# Exercise brief
Extract, word for word, every line from the one containing "Output a JSON" through the one containing "What data populates", with both end lines kept.

• • • • •

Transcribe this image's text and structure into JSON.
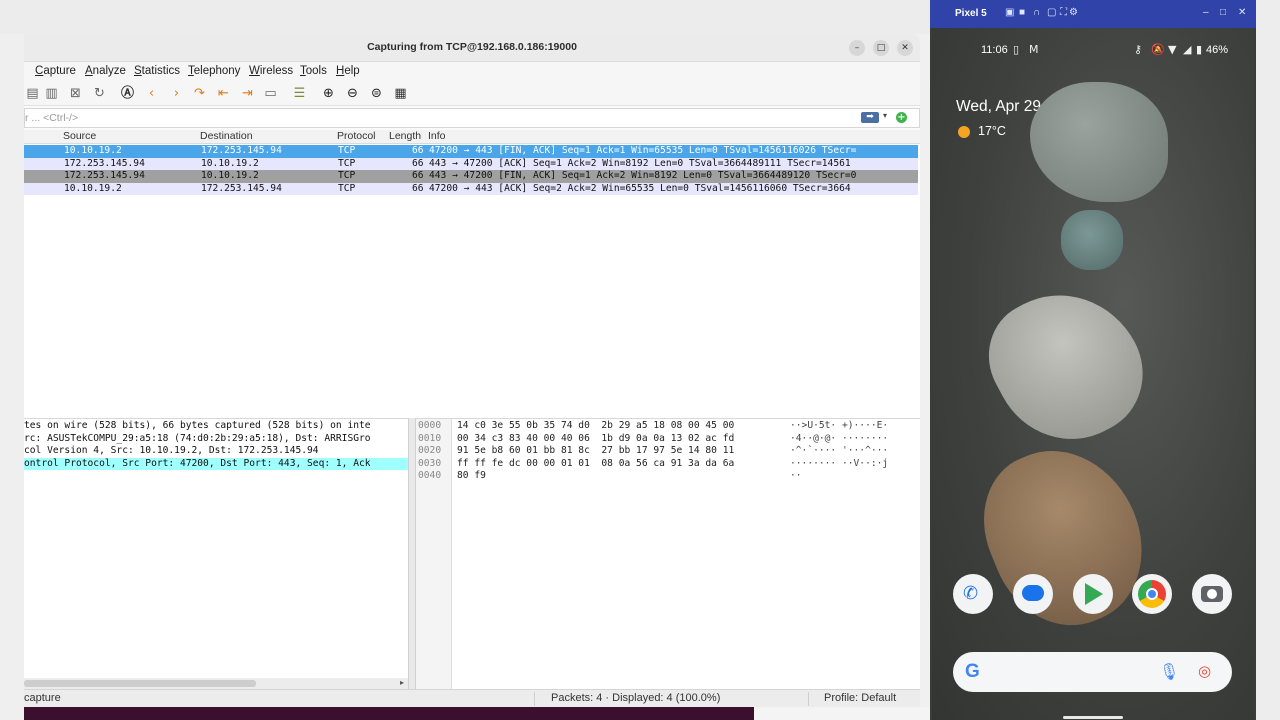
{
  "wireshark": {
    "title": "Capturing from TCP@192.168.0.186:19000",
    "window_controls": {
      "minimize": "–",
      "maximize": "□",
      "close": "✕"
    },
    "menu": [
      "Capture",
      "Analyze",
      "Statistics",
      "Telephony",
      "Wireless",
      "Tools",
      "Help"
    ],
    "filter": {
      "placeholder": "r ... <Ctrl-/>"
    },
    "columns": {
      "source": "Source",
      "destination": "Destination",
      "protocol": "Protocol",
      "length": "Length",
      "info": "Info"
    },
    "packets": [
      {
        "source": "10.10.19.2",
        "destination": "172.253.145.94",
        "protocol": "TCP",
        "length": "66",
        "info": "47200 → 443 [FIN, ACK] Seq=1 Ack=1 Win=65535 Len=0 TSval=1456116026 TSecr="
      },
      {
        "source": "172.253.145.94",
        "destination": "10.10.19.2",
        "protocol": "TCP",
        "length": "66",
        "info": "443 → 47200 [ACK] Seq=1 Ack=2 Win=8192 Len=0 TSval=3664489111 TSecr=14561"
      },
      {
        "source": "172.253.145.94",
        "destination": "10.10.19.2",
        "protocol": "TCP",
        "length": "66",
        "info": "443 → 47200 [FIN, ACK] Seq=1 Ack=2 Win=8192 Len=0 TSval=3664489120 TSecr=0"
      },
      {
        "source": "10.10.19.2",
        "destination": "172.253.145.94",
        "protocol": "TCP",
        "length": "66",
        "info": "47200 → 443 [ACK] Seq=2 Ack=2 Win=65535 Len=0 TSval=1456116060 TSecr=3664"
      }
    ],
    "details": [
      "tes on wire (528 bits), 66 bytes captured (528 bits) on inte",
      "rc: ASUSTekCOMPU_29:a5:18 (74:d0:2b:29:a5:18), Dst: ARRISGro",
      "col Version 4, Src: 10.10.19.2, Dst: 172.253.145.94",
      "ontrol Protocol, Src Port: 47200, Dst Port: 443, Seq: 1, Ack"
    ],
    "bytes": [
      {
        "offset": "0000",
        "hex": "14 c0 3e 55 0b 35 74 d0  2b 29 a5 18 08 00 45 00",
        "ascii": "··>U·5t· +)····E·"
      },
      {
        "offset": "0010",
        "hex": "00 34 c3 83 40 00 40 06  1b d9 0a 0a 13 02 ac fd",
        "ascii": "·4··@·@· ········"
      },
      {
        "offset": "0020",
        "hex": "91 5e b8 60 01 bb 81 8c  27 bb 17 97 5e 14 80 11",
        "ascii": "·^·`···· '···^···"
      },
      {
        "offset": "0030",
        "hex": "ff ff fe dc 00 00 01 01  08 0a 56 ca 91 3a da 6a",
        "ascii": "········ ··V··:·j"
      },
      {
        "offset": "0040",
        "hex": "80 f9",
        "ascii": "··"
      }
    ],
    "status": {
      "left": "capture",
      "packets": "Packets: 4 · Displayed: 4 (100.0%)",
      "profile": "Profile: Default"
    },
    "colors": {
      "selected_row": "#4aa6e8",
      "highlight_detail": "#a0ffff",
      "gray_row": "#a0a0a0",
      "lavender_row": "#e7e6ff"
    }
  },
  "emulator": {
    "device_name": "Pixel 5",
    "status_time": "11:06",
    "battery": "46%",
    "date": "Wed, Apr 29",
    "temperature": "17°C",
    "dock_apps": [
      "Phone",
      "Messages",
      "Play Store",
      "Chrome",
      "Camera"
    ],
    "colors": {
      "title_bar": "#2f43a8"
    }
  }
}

• • • • •

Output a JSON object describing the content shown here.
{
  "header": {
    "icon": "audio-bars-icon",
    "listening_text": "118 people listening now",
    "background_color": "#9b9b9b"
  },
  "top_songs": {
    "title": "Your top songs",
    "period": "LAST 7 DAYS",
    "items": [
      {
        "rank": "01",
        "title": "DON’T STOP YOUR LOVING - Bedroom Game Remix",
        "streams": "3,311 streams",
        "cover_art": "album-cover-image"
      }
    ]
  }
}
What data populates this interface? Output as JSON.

• • • • •

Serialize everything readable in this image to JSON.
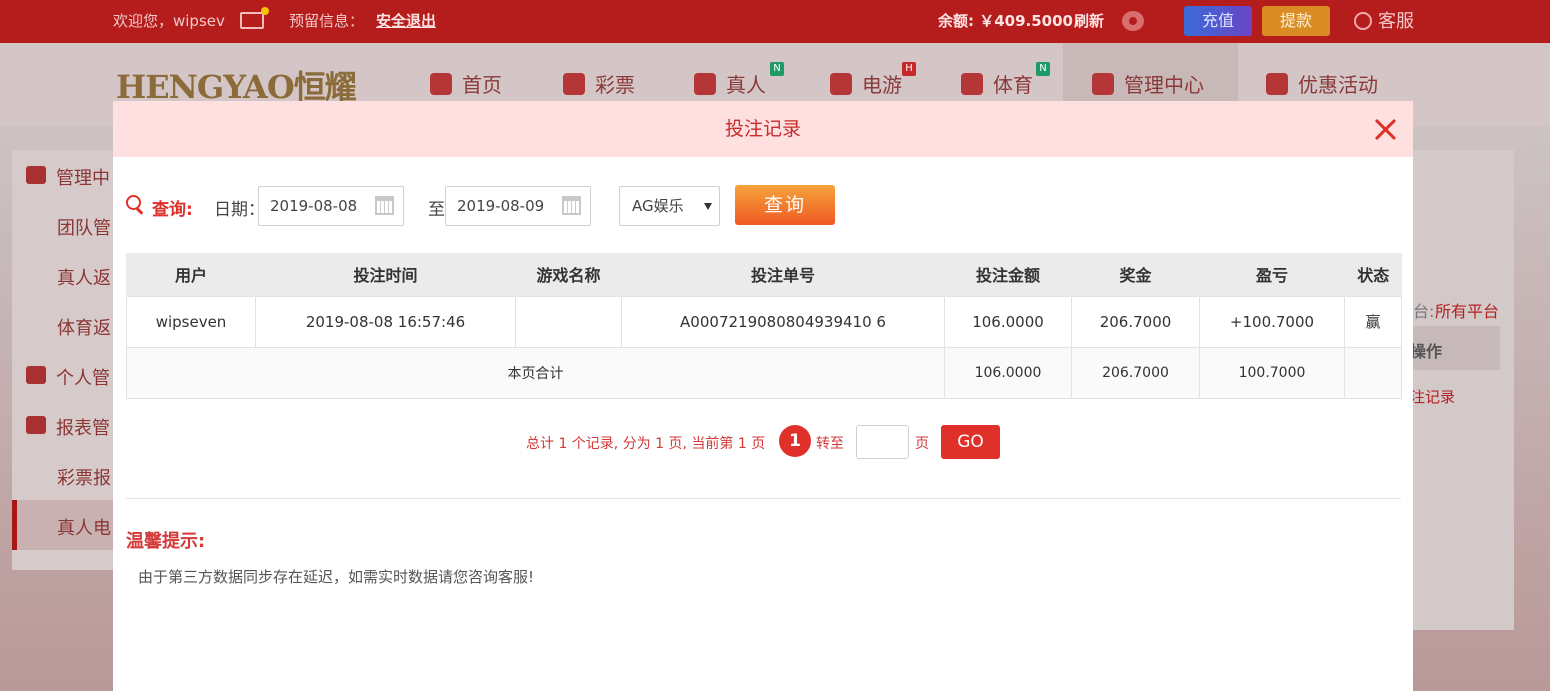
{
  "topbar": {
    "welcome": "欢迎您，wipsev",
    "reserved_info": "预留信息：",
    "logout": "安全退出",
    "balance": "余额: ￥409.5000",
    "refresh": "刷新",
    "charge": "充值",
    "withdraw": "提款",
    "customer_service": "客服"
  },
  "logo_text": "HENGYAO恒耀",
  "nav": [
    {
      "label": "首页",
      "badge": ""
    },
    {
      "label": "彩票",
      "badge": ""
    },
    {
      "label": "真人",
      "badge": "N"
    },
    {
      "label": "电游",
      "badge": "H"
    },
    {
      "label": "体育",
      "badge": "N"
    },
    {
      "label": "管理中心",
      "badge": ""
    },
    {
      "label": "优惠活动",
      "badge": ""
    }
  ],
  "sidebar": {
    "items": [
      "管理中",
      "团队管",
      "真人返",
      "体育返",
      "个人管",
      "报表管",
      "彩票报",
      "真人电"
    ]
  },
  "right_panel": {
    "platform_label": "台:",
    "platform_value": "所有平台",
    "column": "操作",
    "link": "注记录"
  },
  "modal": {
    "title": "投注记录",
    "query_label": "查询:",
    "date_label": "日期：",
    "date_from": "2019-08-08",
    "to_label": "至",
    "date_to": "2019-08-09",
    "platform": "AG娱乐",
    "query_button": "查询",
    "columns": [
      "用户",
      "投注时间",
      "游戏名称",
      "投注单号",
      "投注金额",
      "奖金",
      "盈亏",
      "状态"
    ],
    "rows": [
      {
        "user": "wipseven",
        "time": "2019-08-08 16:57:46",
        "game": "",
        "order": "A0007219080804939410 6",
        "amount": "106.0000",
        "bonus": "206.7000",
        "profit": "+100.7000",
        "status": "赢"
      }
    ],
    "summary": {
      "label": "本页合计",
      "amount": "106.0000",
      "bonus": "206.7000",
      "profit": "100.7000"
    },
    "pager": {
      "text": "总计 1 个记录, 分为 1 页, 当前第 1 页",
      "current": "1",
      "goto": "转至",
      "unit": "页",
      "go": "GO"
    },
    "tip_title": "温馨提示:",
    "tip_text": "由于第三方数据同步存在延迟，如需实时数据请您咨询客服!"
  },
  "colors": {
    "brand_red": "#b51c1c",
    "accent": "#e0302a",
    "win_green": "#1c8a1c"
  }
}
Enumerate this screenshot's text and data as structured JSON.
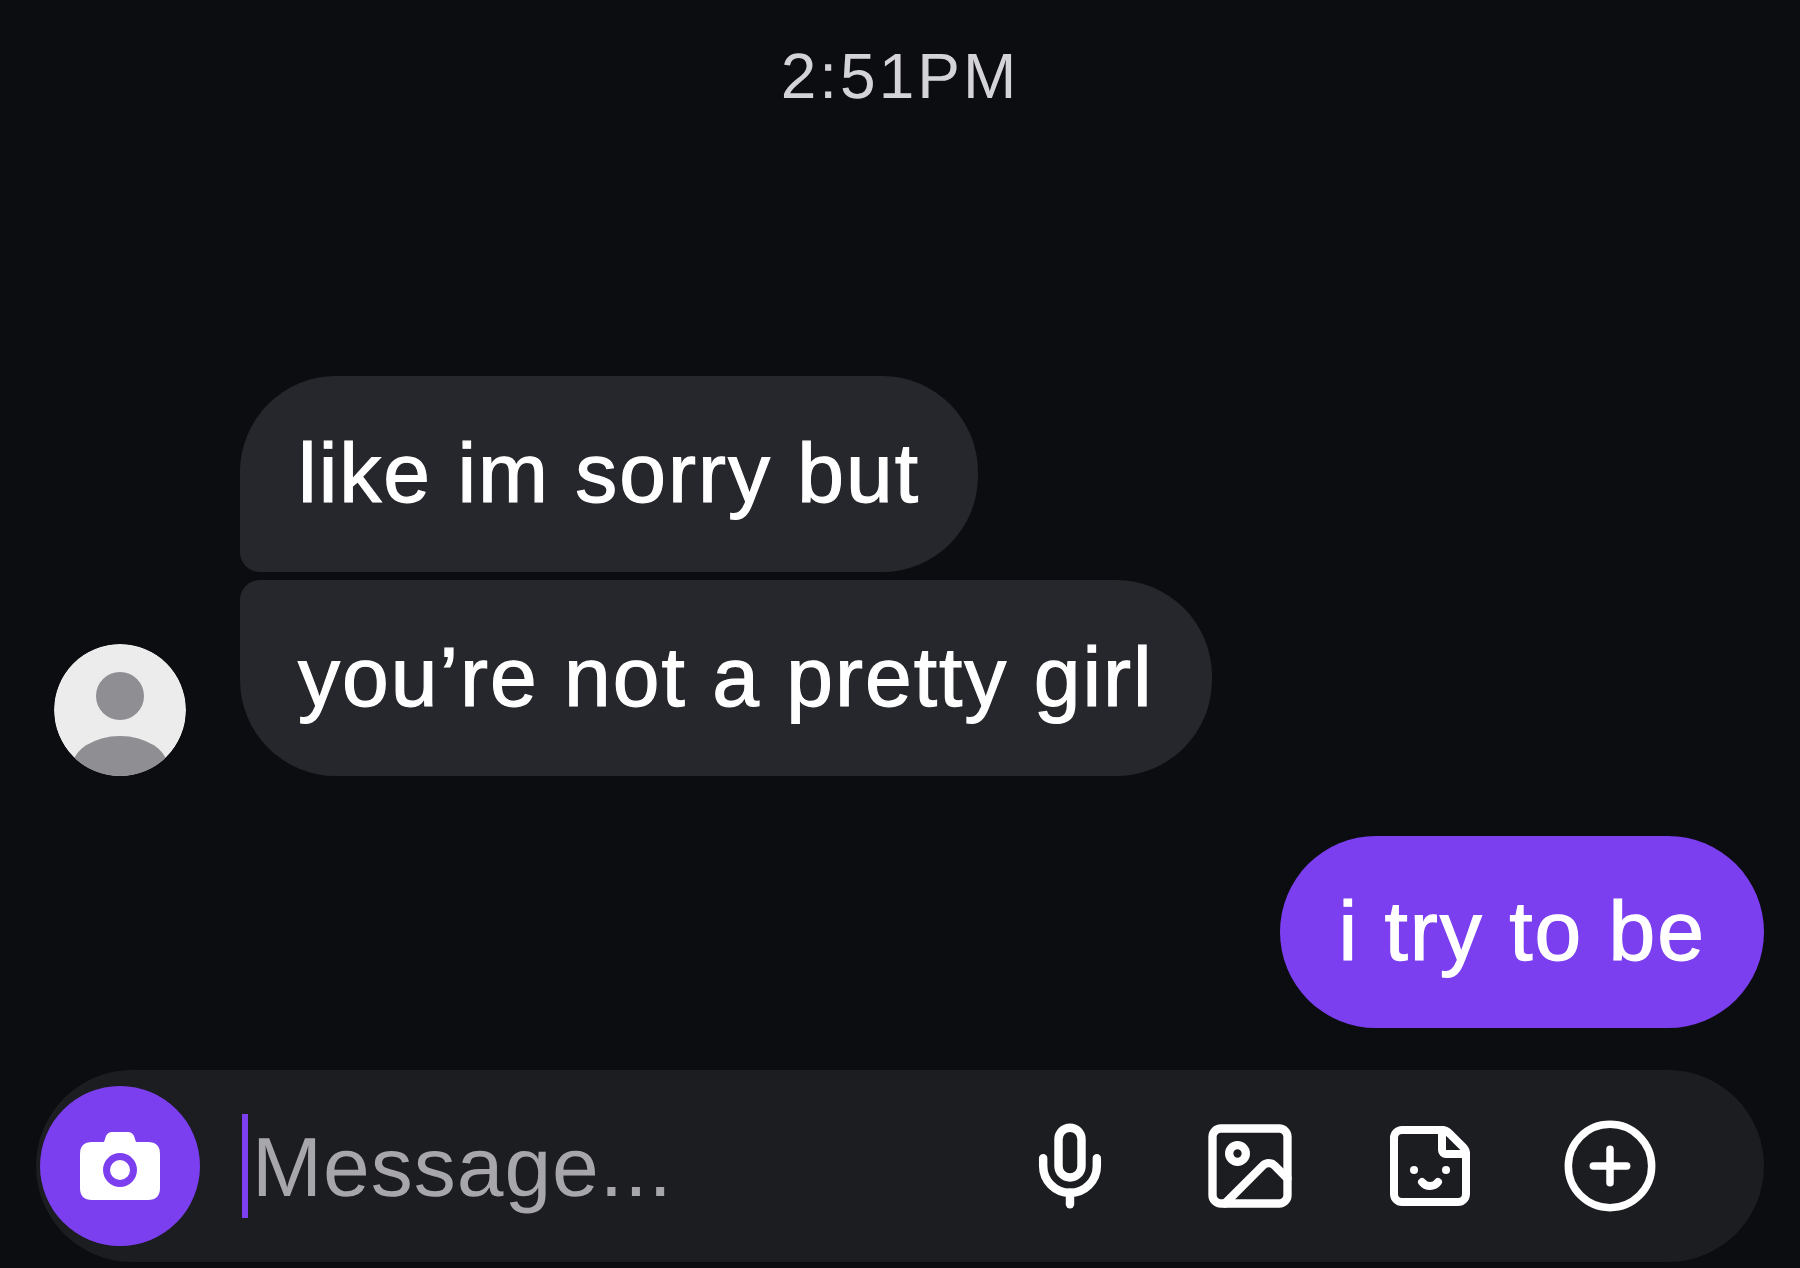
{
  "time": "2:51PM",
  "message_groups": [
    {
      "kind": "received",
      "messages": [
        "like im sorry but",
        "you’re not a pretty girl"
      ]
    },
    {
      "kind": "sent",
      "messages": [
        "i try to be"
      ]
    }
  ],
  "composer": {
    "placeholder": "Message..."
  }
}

• • • • •

# Solution for this problem
Output a JSON object describing the content shown here.
{
  "header": {
    "icon": "audio-bars-icon",
    "listening_text": "118 people listening now",
    "background_color": "#9b9b9b"
  },
  "top_songs": {
    "title": "Your top songs",
    "period": "LAST 7 DAYS",
    "items": [
      {
        "rank": "01",
        "title": "DON’T STOP YOUR LOVING - Bedroom Game Remix",
        "streams": "3,311 streams",
        "cover_art": "album-cover-image"
      }
    ]
  }
}
What data populates this interface? Output as JSON.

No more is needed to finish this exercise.